Aufgabenstellung:
**a)** Bearbeite in den Datensätzen die Zeilen von der mit „x-tick-label: 06:00 — [74, 446, 93, 455]“ bis einschließlich der mit „candle-body — [292, 113, 297, 125]“: Gib sie erneut aus, ersetze dabei „candle-body“ durch „kerzenkoerper“ und lass alles andere unverändert.
**b)** Führe den Text über die britische Geld- und Fiskalpolitik nach seinem letzten Satz weiter.

Zitierter Text:
+++++
Die scheinbar gegensätzlichen Richtungen der Geld- und Fiskalpolitik unterstreichen die wirtschaftlichen Herausforderungen für Großbritannien, das die höchste Inflationsrate unter den großen reichen Ländern der Welt hat, aber auch Gefahr läuft, in eine Rezession abzurutschen.

Die neue Premierministerin Liz Truss hat sich im Wahlkampf um die Führung der Konservativen Partei mit dem Versprechen beworben, die "Orthodoxie des Finanzministeriums" umzukehren, die sie für höhere Steuern und langsameres Wirtschaftswachstum verantwortlich macht.

Jetzt müssen sie und Kwarteng einen Weg finden, diese Versprechen umzusetzen, ohne die BoE dazu zu drängen, die Zinssätze so stark anzuheben, dass sich der wirtschaftliche Abschwung verschlimmert.

Bei ihrem Einzug in die Downing Street kündigte Truss auch eine Obergrenze für die Energiepreise an, die dazu beitragen wird, die Auswirkungen der steigenden Rechnungen für die Haushalte abzufedern, aber 100 Milliarden Pfund (115 Milliarden Dollar) kosten wird - und möglicherweise mehr - zu einer Zeit, in der die öffentlichen Finanzen Großbritanniens bereits angespannt sind.
+++++
Arbeitsdaten:
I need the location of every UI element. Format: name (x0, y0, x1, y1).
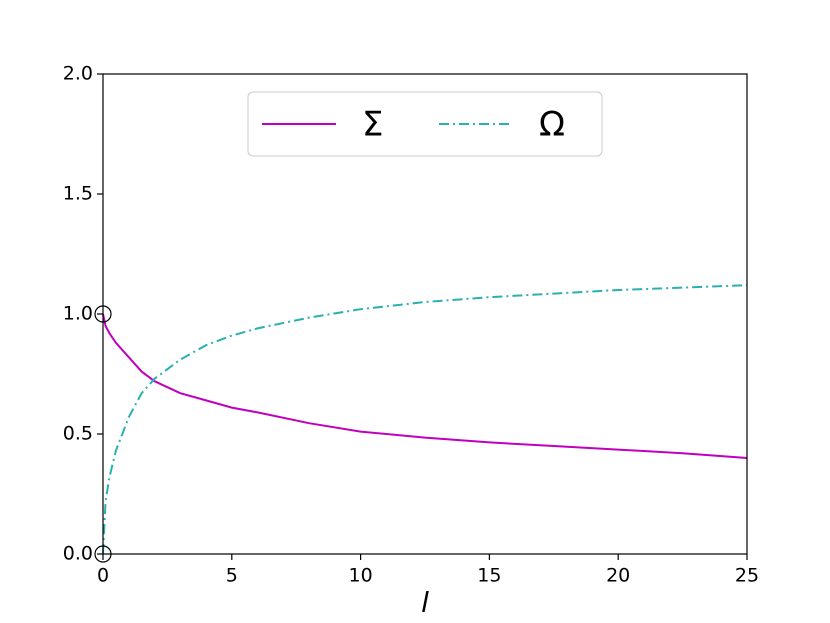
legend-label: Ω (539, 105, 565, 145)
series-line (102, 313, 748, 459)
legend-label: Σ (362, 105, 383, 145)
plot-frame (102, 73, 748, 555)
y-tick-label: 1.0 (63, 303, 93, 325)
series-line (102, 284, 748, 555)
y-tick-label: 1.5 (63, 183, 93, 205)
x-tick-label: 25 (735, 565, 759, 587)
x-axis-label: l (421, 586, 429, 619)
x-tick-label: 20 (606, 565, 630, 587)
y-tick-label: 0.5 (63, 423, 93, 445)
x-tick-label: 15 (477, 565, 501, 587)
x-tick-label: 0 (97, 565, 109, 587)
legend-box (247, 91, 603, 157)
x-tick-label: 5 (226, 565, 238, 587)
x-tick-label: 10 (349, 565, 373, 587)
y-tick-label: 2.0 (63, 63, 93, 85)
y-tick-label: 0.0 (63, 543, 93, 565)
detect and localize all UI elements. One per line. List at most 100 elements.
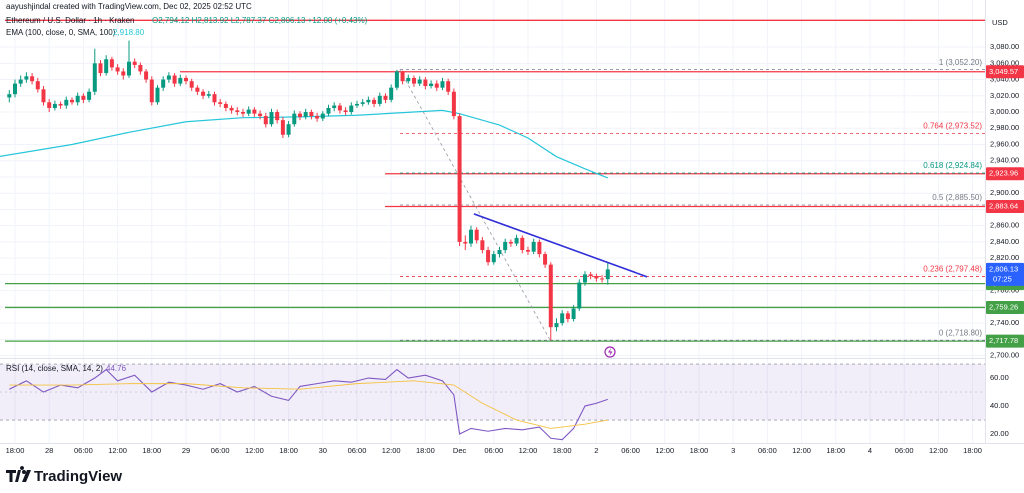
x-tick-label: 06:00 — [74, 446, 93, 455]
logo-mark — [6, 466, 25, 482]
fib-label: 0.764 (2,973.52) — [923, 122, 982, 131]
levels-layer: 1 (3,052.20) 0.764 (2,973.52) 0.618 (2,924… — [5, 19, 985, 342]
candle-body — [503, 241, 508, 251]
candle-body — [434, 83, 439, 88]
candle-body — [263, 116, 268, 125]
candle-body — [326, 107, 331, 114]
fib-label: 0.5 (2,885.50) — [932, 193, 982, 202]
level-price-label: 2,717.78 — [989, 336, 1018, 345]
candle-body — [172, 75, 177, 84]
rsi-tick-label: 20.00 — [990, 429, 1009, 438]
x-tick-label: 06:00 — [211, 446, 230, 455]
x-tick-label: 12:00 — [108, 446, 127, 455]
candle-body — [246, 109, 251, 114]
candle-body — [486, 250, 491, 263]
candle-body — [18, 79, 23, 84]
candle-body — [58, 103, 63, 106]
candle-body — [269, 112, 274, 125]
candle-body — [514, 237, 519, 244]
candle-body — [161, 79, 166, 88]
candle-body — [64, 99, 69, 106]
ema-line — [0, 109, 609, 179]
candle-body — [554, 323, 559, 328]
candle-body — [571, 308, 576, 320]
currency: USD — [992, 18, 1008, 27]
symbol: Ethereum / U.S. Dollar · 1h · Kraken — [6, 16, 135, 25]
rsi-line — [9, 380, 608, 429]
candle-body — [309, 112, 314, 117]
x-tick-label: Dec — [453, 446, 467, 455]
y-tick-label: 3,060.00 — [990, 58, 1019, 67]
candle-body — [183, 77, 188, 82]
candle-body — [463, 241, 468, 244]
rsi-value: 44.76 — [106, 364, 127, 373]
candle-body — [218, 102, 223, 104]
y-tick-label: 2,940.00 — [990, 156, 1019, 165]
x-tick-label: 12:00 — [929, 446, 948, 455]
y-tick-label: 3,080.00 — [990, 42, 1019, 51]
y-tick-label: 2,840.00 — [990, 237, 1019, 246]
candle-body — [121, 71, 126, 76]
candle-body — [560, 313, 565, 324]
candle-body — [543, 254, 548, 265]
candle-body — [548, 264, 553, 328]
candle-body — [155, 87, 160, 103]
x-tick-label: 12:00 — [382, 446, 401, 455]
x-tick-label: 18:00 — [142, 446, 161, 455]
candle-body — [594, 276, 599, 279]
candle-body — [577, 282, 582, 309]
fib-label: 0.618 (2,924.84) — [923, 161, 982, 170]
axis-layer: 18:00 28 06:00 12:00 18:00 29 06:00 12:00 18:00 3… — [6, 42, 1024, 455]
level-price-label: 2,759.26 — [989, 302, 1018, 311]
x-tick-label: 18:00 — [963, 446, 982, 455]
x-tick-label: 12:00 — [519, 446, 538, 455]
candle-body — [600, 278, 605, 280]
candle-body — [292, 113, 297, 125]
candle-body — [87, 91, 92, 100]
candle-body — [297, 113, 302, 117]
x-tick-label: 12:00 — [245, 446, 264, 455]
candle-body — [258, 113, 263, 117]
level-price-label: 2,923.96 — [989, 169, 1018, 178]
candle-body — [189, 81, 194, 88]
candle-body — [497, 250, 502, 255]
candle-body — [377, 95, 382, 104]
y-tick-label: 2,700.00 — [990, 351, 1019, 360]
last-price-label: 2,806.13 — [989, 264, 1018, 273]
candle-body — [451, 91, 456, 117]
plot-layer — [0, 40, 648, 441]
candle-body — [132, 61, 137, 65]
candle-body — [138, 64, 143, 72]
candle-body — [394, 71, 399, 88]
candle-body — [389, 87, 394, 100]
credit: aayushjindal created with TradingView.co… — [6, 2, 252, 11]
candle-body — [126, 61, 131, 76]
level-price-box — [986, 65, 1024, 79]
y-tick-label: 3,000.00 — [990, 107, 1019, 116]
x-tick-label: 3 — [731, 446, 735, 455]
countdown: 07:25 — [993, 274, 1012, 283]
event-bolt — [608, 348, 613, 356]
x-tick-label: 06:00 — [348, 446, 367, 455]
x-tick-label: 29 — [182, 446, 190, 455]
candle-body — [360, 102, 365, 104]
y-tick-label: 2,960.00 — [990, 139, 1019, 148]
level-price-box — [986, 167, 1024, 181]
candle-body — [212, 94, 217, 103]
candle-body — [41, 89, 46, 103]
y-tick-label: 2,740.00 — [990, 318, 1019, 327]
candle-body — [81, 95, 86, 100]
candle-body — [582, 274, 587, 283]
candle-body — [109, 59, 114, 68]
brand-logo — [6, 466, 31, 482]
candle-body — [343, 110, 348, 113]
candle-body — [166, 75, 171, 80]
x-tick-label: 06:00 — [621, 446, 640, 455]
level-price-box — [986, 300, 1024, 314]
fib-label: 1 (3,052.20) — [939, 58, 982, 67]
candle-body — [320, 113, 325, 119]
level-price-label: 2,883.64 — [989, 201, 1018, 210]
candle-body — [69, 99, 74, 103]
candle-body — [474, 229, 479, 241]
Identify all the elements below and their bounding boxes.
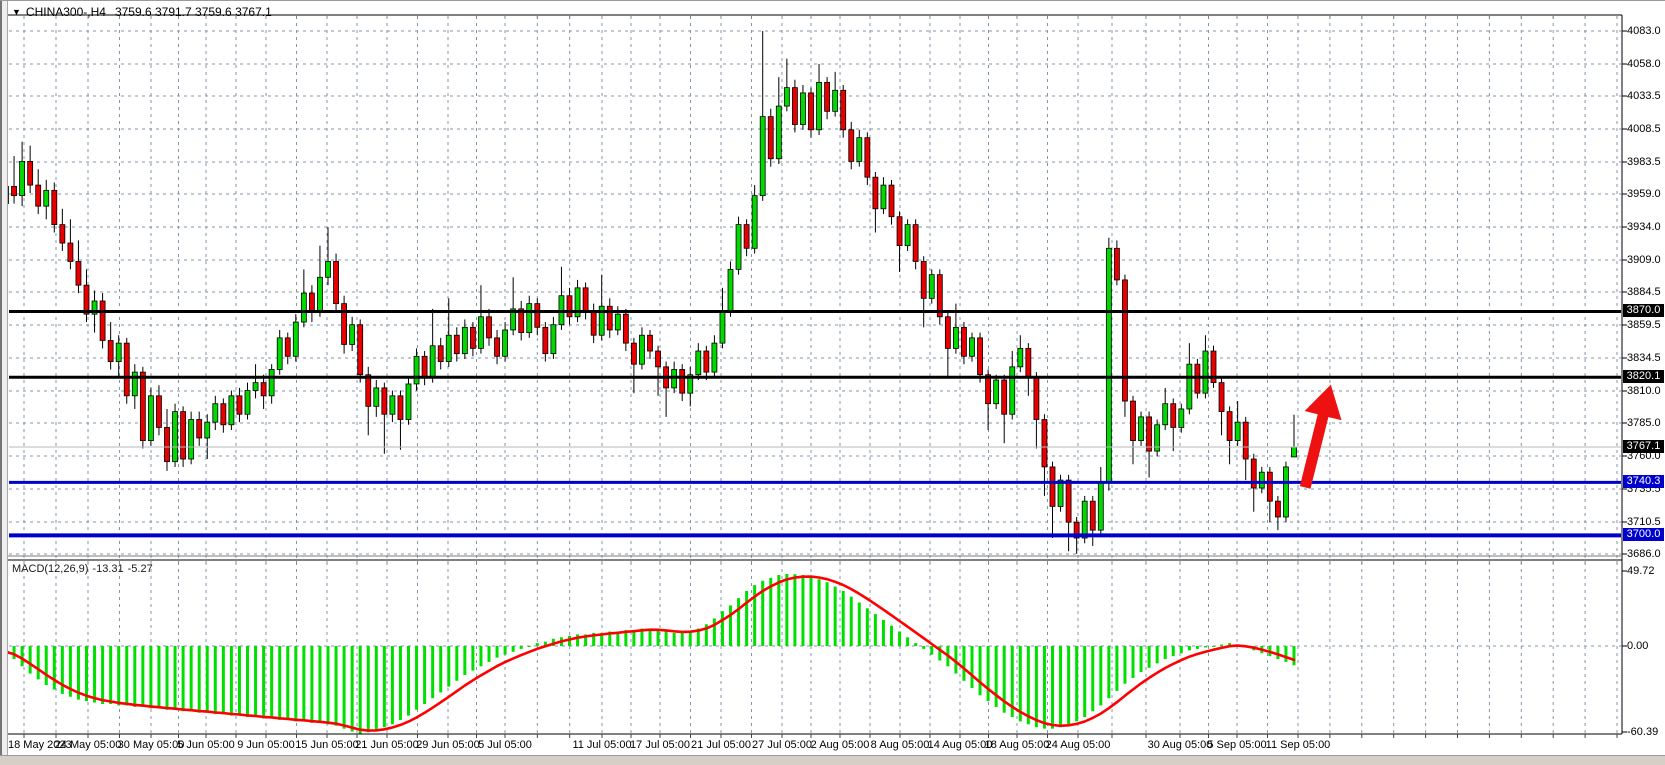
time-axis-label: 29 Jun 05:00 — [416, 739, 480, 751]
+++++
Lösungen je Aufgabe:
**a)**
x-tick-label: 06:00 — [74, 446, 93, 455]
logo-mark — [6, 466, 25, 482]
fib-label: 0.764 (2,973.52) — [923, 122, 982, 131]
levels-layer: 1 (3,052.20) 0.764 (2,973.52) 0.618 (2,924… — [5, 19, 985, 342]
kerzenkoerper — [503, 241, 508, 251]
kerzenkoerper — [434, 83, 439, 88]
kerzenkoerper — [263, 116, 268, 125]
kerzenkoerper — [326, 107, 331, 114]
fib-label: 0.5 (2,885.50) — [932, 193, 982, 202]
level-price-label: 2,717.78 — [989, 336, 1018, 345]
kerzenkoerper — [172, 75, 177, 84]
rsi-tick-label: 20.00 — [990, 429, 1009, 438]
x-tick-label: 06:00 — [211, 446, 230, 455]
x-tick-label: 12:00 — [108, 446, 127, 455]
kerzenkoerper — [246, 109, 251, 114]
kerzenkoerper — [486, 250, 491, 263]
kerzenkoerper — [18, 79, 23, 84]
kerzenkoerper — [58, 103, 63, 106]
kerzenkoerper — [269, 112, 274, 125]
kerzenkoerper — [514, 237, 519, 244]
kerzenkoerper — [161, 79, 166, 88]
kerzenkoerper — [64, 99, 69, 106]
ema-line — [0, 109, 609, 179]
kerzenkoerper — [554, 323, 559, 328]
kerzenkoerper — [571, 308, 576, 320]
currency: USD — [992, 18, 1008, 27]
symbol: Ethereum / U.S. Dollar · 1h · Kraken — [6, 16, 135, 25]
rsi-line — [9, 380, 608, 429]
kerzenkoerper — [309, 112, 314, 117]
x-tick-label: Dec — [453, 446, 467, 455]
y-tick-label: 3,060.00 — [990, 58, 1019, 67]
kerzenkoerper — [183, 77, 188, 82]
kerzenkoerper — [463, 241, 468, 244]
rsi-value: 44.76 — [106, 364, 127, 373]
kerzenkoerper — [218, 102, 223, 104]
y-tick-label: 2,940.00 — [990, 156, 1019, 165]
x-tick-label: 12:00 — [929, 446, 948, 455]
y-tick-label: 3,080.00 — [990, 42, 1019, 51]
y-tick-label: 2,840.00 — [990, 237, 1019, 246]
kerzenkoerper — [121, 71, 126, 76]
kerzenkoerper — [560, 313, 565, 324]
kerzenkoerper — [543, 254, 548, 265]
kerzenkoerper — [548, 264, 553, 328]
kerzenkoerper — [155, 87, 160, 103]
x-tick-label: 12:00 — [382, 446, 401, 455]
x-tick-label: 18:00 — [142, 446, 161, 455]
kerzenkoerper — [594, 276, 599, 279]
kerzenkoerper — [577, 282, 582, 309]
fib-label: 0.618 (2,924.84) — [923, 161, 982, 170]
axis-layer: 18:00 28 06:00 12:00 18:00 29 06:00 12:00 18:00 3… — [6, 42, 1024, 455]
level-price-label: 2,759.26 — [989, 302, 1018, 311]
x-tick-label: 18:00 — [963, 446, 982, 455]
x-tick-label: 12:00 — [519, 446, 538, 455]
kerzenkoerper — [600, 278, 605, 280]
kerzenkoerper — [292, 113, 297, 125]

**b)**
Die Obergrenze bedeutet, dass die Inflation, die im Juli mit 10,1 % einen 40-Jahres-Höchststand erreicht hatte, bevor sie im August wieder zurückging, einen niedrigeren Höchststand erreichen wird, als es sonst der Fall gewesen wäre, aber die Geldspritze für die Verbraucher wird die Inflation wahrscheinlich länger hoch halten.

Ellie Henderson, Volkswirtin bei Investec, sagte, BoE-Gouverneur Andrew Bailey und seine Kollegen würden sich hüten, die Politik der Regierung zu kritisieren, aber sie würden bei der Bekämpfung der Inflationsrisiken hart bleiben.

"Sie werden die Wirtschaft zu einer Zeit abkühlen, in der die Regierung durch ihre Fiskalpolitik versucht, die Nachfrage zu stimulieren", sagte Henderson. "Es gibt Unterschiede in der Politik, aber letztendlich ist die BoE unabhängig und ihr Hauptziel ist die Preisstabilität.

Der Chefvolkswirt der BoE, Huw Pill, sagte letzte Woche im Parlament, dass die Zentralbank jedem mittelfristigen Inflationsdruck, der durch die Regierungspolitik entsteht, entgegenwirken werde.

SCHNELLERE ZINSERHÖHUNGEN PROGNOSTIZIERT

Die Anleger haben auf die große Dosis fiskalischer Anreize in Großbritannien reagiert, indem sie ihre Inflationserwartungen und ihre Wetten auf die Zinssätze der BoE erhöht haben.

Britische Staatsanleihen sind stark gefallen und das Pfund Sterling hat in diesem Monat gegenüber dem Dollar ein 40-Jahres-Tief erreicht, während die Anleger darauf wetten, dass die BoE die Zinsen bis Mitte nächsten Jahres auf 4,5% mehr als verdoppelt.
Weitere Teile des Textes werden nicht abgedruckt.